[INSTRUCTIONS TO FOLLOW]
Exactly repeat the material, dropping only the pictures.

[Stored records]
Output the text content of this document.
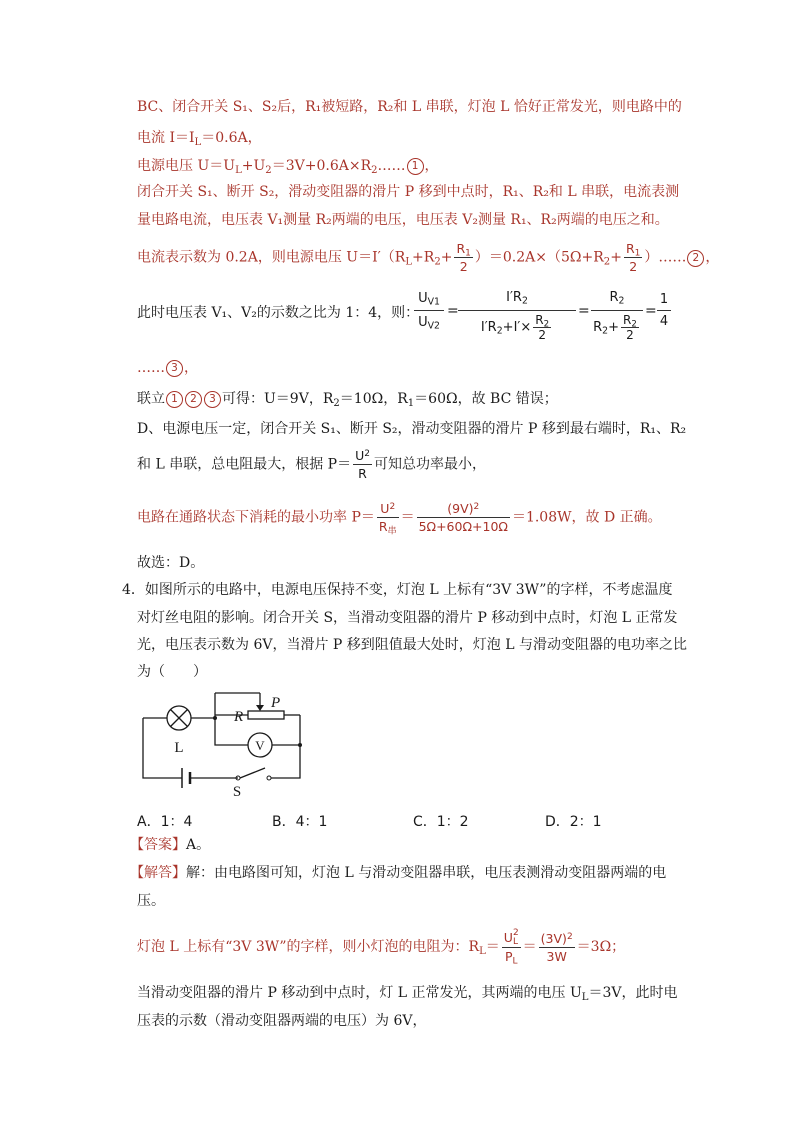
BC、闭合开关 S₁、S₂后，R₁被短路，R₂和 L 串联，灯泡 L 恰好正常发光，则电路中的
电流 $I=I_L=0.6A$，
电源电压 $U=U_L+U_2=3V+0.6A\times R_2\dots\dots$ 1 ，
闭合开关 S₁、断开 S₂，滑动变阻器的滑片 P 移到中点时，R₁、R₂和 L 串联，电流表测
量电路电流，电压表 V₁测量 R₂两端的电压，电压表 V₂测量 R₁、R₂两端的电压之和。
电流表示数为 0.2A，则电源电压 $U=I'(R_L+R_2+ \frac{R_1}{2} )=0.2A\times(5\Omega+R_2+ \frac{R_1}{2}$ ）…… 2 ，
此时电压表 V₁、V₂的示数之比为 1：4，则：
$\frac{U_{V1}}{U_{V2}} = \frac{I'R_2}{I'R_2+I'\times \frac{R_2}{2}} = \frac{R_2}{R_2+ \frac{R_2}{2}} = \frac{1}{4}$
…… 3 ，
联立 1 2 3 可得：U＝9V，$R_2=10\Omega$，$R_1=60\Omega$，故 BC 错误；
D、电源电压一定，闭合开关 S₁、断开 S₂，滑动变阻器的滑片 P 移到最右端时，R₁、R₂
和 L 串联，总电阻最大，根据 $P= \frac{U^2}{R}$ 可知总功率最小，
电路在通路状态下消耗的最小功率 $P= \frac{U^2}{R_串} = \frac{(9V)^2}{5\Omega+60\Omega+10\Omega} =1.08W$，故 D 正确。
故选：D。
4．如图所示的电路中，电源电压保持不变，灯泡 L 上标有“3V 3W”的字样，不考虑温度
对灯丝电阻的影响。闭合开关 S，当滑动变阻器的滑片 P 移动到中点时，灯泡 L 正常发
光，电压表示数为 6V，当滑片 P 移到阻值最大处时，灯泡 L 与滑动变阻器的电功率之比
为（　　）
L
R
P
V
S
A．1：4	B．4：1	C．1：2	D．2：1
【答案】A。
【解答】解：由电路图可知，灯泡 L 与滑动变阻器串联，电压表测滑动变阻器两端的电
压。
灯泡 L 上标有“3V 3W”的字样，则小灯泡的电阻为：$R_L= U$ 2
L
$P_L = \frac{(3V)^2}{3W} =3\Omega$；
当滑动变阻器的滑片 P 移动到中点时，灯 L 正常发光，其两端的电压 $U_L=3V$，此时电
压表的示数（滑动变阻器两端的电压）为 6V，
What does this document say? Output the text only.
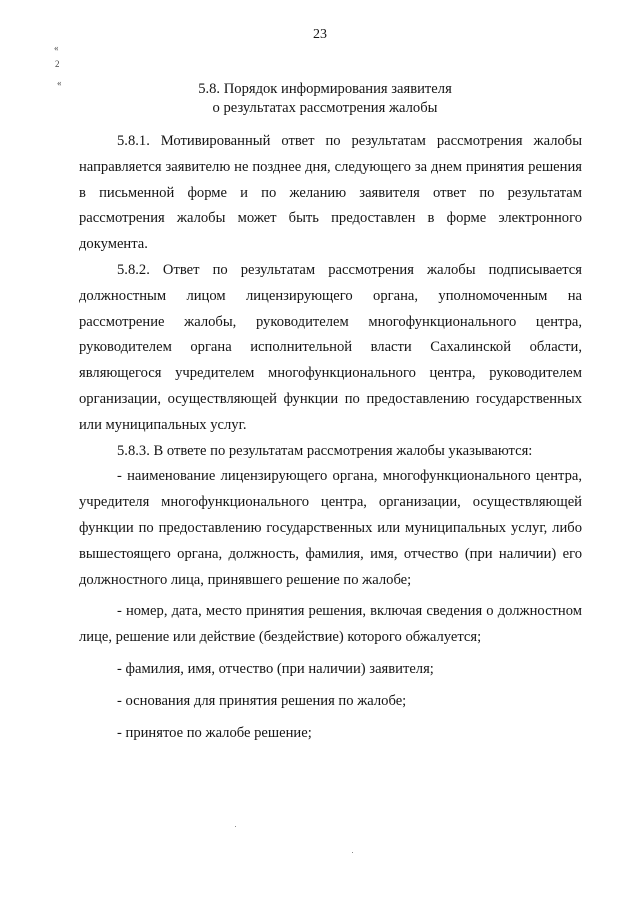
23
«
2
«	5.8. Порядок информирования заявителя
о результатах рассмотрения жалобы

5.8.1. Мотивированный ответ по результатам рассмотрения жалобы направляется заявителю не позднее дня, следующего за днем принятия решения в письменной форме и по желанию заявителя ответ по результатам рассмотрения жалобы может быть предоставлен в форме электронного документа.

5.8.2. Ответ по результатам рассмотрения жалобы подписывается должностным лицом лицензирующего органа, уполномоченным на рассмотрение жалобы, руководителем многофункционального центра, руководителем органа исполнительной власти Сахалинской области, являющегося учредителем многофункционального центра, руководителем организации, осуществляющей функции по предоставлению государственных или муниципальных услуг.

5.8.3. В ответе по результатам рассмотрения жалобы указываются:

- наименование лицензирующего органа, многофункционального центра, учредителя многофункционального центра, организации, осуществляющей функции по предоставлению государственных или муниципальных услуг, либо вышестоящего органа, должность, фамилия, имя, отчество (при наличии) его должностного лица, принявшего решение по жалобе;

- номер, дата, место принятия решения, включая сведения о должностном лице, решение или действие (бездействие) которого обжалуется;

- фамилия, имя, отчество (при наличии) заявителя;

- основания для принятия решения по жалобе;

- принятое по жалобе решение;
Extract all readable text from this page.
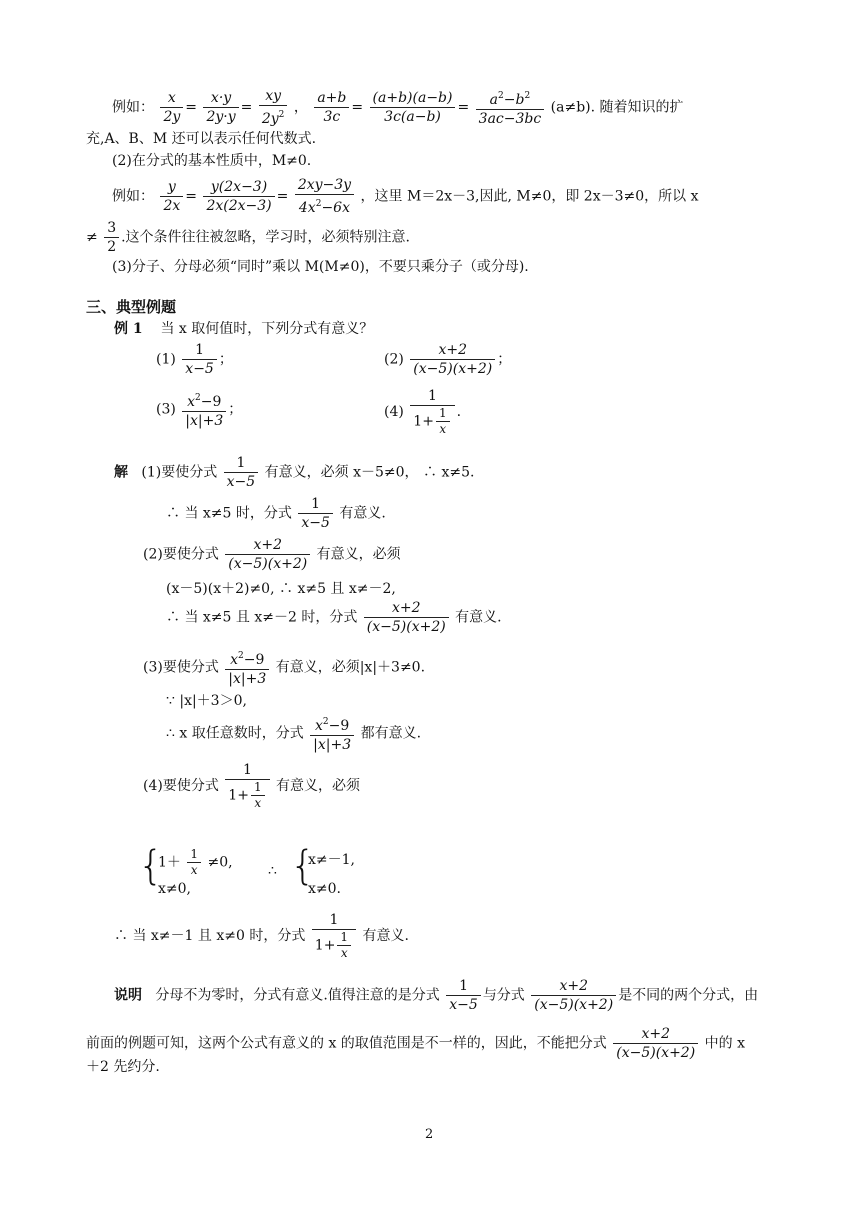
例如： $\frac{x}{2y} = \frac{x\cdot y}{2y\cdot y} = \frac{xy}{2y^2}$ ， $\frac{a+b}{3c} = \frac{(a+b)(a-b)}{3c(a-b)} = \frac{a^2-b^2}{3ac-3bc} (a\ne b)$. 随着知识的扩
充,A、B、M 还可以表示任何代数式.
(2)在分式的基本性质中，M≠0.
例如： $\frac{y}{2x} = \frac{y(2x-3)}{2x(2x-3)} = \frac{2xy-3y}{4x^2-6x}$ ，这里 M＝2x－3,因此, M≠0，即 2x－3≠0，所以 x
≠ $\frac{3}{2}$ .这个条件往往被忽略，学习时，必须特别注意.
(3)分子、分母必须“同时”乘以 M(M≠0)，不要只乘分子（或分母).
三、典型例题
例 1 当 x 取何值时，下列分式有意义？
$(1) \frac{1}{x-5}$ ；	$(2) \frac{x+2}{(x-5)(x+2)}$ ；
$(3) \frac{x^2-9}{|x|+3}$ ；	$(4) \frac{1}{1+ \frac{1}{x}}$ .
解 (1)要使分式 $\frac{1}{x-5}$ 有意义，必须 x－5≠0， ∴ x≠5.
∴ 当 x≠5 时，分式 $\frac{1}{x-5}$ 有意义.
(2)要使分式 $\frac{x+2}{(x-5)(x+2)}$ 有意义，必须
(x－5)(x＋2)≠0, ∴ x≠5 且 x≠－2,
∴ 当 x≠5 且 x≠－2 时，分式 $\frac{x+2}{(x-5)(x+2)}$ 有意义.
(3)要使分式 $\frac{x^2-9}{|x|+3}$ 有意义，必须|x|＋3≠0.
∵ |x|＋3＞0,
∴ x 取任意数时，分式 $\frac{x^2-9}{|x|+3}$ 都有意义.
(4)要使分式 $\frac{1}{1+ \frac{1}{x}}$ 有意义，必须
{
$1+ \frac{1}{x} \ne 0$,
x≠0,
∴ {
x≠－1,
x≠0.
∴ 当 x≠－1 且 x≠0 时，分式 $\frac{1}{1+ \frac{1}{x}}$ 有意义.
说明 分母不为零时，分式有意义.值得注意的是分式 $\frac{1}{x-5}$ 与分式 $\frac{x+2}{(x-5)(x+2)}$ 是不同的两个分式，由
前面的例题可知，这两个公式有意义的 x 的取值范围是不一样的，因此，不能把分式 $\frac{x+2}{(x-5)(x+2)}$ 中的 x
＋2 先约分.
2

[FINAL ANSWER]
Output the text content of this document.
BC、闭合开关 S₁、S₂后，R₁被短路，R₂和 L 串联，灯泡 L 恰好正常发光，则电路中的
电流 $I=I_L=0.6A$，
电源电压 $U=U_L+U_2=3V+0.6A\times R_2\dots\dots$ 1 ，
闭合开关 S₁、断开 S₂，滑动变阻器的滑片 P 移到中点时，R₁、R₂和 L 串联，电流表测
量电路电流，电压表 V₁测量 R₂两端的电压，电压表 V₂测量 R₁、R₂两端的电压之和。
电流表示数为 0.2A，则电源电压 $U=I'(R_L+R_2+ \frac{R_1}{2} )=0.2A\times(5\Omega+R_2+ \frac{R_1}{2}$ ）…… 2 ，
此时电压表 V₁、V₂的示数之比为 1：4，则：
$\frac{U_{V1}}{U_{V2}} = \frac{I'R_2}{I'R_2+I'\times \frac{R_2}{2}} = \frac{R_2}{R_2+ \frac{R_2}{2}} = \frac{1}{4}$
…… 3 ，
联立 1 2 3 可得：U＝9V，$R_2=10\Omega$，$R_1=60\Omega$，故 BC 错误；
D、电源电压一定，闭合开关 S₁、断开 S₂，滑动变阻器的滑片 P 移到最右端时，R₁、R₂
和 L 串联，总电阻最大，根据 $P= \frac{U^2}{R}$ 可知总功率最小，
电路在通路状态下消耗的最小功率 $P= \frac{U^2}{R_串} = \frac{(9V)^2}{5\Omega+60\Omega+10\Omega} =1.08W$，故 D 正确。
故选：D。
4．如图所示的电路中，电源电压保持不变，灯泡 L 上标有“3V 3W”的字样，不考虑温度
对灯丝电阻的影响。闭合开关 S，当滑动变阻器的滑片 P 移动到中点时，灯泡 L 正常发
光，电压表示数为 6V，当滑片 P 移到阻值最大处时，灯泡 L 与滑动变阻器的电功率之比
为（　　）
L
R
P
V
S
A．1：4	B．4：1	C．1：2	D．2：1
【答案】A。
【解答】解：由电路图可知，灯泡 L 与滑动变阻器串联，电压表测滑动变阻器两端的电
压。
灯泡 L 上标有“3V 3W”的字样，则小灯泡的电阻为：$R_L= U$ 2
L
$P_L = \frac{(3V)^2}{3W} =3\Omega$；
当滑动变阻器的滑片 P 移动到中点时，灯 L 正常发光，其两端的电压 $U_L=3V$，此时电
压表的示数（滑动变阻器两端的电压）为 6V，
What does this document say? Output the text only.
23
«
2
«	5.8. Порядок информирования заявителя
о результатах рассмотрения жалобы

5.8.1. Мотивированный ответ по результатам рассмотрения жалобы направляется заявителю не позднее дня, следующего за днем принятия решения в письменной форме и по желанию заявителя ответ по результатам рассмотрения жалобы может быть предоставлен в форме электронного документа.

5.8.2. Ответ по результатам рассмотрения жалобы подписывается должностным лицом лицензирующего органа, уполномоченным на рассмотрение жалобы, руководителем многофункционального центра, руководителем органа исполнительной власти Сахалинской области, являющегося учредителем многофункционального центра, руководителем организации, осуществляющей функции по предоставлению государственных или муниципальных услуг.

5.8.3. В ответе по результатам рассмотрения жалобы указываются:

- наименование лицензирующего органа, многофункционального центра, учредителя многофункционального центра, организации, осуществляющей функции по предоставлению государственных или муниципальных услуг, либо вышестоящего органа, должность, фамилия, имя, отчество (при наличии) его должностного лица, принявшего решение по жалобе;

- номер, дата, место принятия решения, включая сведения о должностном лице, решение или действие (бездействие) которого обжалуется;

- фамилия, имя, отчество (при наличии) заявителя;

- основания для принятия решения по жалобе;

- принятое по жалобе решение;
Extract all readable text from this page.
例如： $\frac{x}{2y} = \frac{x\cdot y}{2y\cdot y} = \frac{xy}{2y^2}$ ， $\frac{a+b}{3c} = \frac{(a+b)(a-b)}{3c(a-b)} = \frac{a^2-b^2}{3ac-3bc} (a\ne b)$. 随着知识的扩
充,A、B、M 还可以表示任何代数式.
(2)在分式的基本性质中，M≠0.
例如： $\frac{y}{2x} = \frac{y(2x-3)}{2x(2x-3)} = \frac{2xy-3y}{4x^2-6x}$ ，这里 M＝2x－3,因此, M≠0，即 2x－3≠0，所以 x
≠ $\frac{3}{2}$ .这个条件往往被忽略，学习时，必须特别注意.
(3)分子、分母必须“同时”乘以 M(M≠0)，不要只乘分子（或分母).
三、典型例题
例 1 当 x 取何值时，下列分式有意义？
$(1) \frac{1}{x-5}$ ；	$(2) \frac{x+2}{(x-5)(x+2)}$ ；
$(3) \frac{x^2-9}{|x|+3}$ ；	$(4) \frac{1}{1+ \frac{1}{x}}$ .
解 (1)要使分式 $\frac{1}{x-5}$ 有意义，必须 x－5≠0， ∴ x≠5.
∴ 当 x≠5 时，分式 $\frac{1}{x-5}$ 有意义.
(2)要使分式 $\frac{x+2}{(x-5)(x+2)}$ 有意义，必须
(x－5)(x＋2)≠0, ∴ x≠5 且 x≠－2,
∴ 当 x≠5 且 x≠－2 时，分式 $\frac{x+2}{(x-5)(x+2)}$ 有意义.
(3)要使分式 $\frac{x^2-9}{|x|+3}$ 有意义，必须|x|＋3≠0.
∵ |x|＋3＞0,
∴ x 取任意数时，分式 $\frac{x^2-9}{|x|+3}$ 都有意义.
(4)要使分式 $\frac{1}{1+ \frac{1}{x}}$ 有意义，必须
{
$1+ \frac{1}{x} \ne 0$,
x≠0,
∴ {
x≠－1,
x≠0.
∴ 当 x≠－1 且 x≠0 时，分式 $\frac{1}{1+ \frac{1}{x}}$ 有意义.
说明 分母不为零时，分式有意义.值得注意的是分式 $\frac{1}{x-5}$ 与分式 $\frac{x+2}{(x-5)(x+2)}$ 是不同的两个分式，由
前面的例题可知，这两个公式有意义的 x 的取值范围是不一样的，因此，不能把分式 $\frac{x+2}{(x-5)(x+2)}$ 中的 x
＋2 先约分.
2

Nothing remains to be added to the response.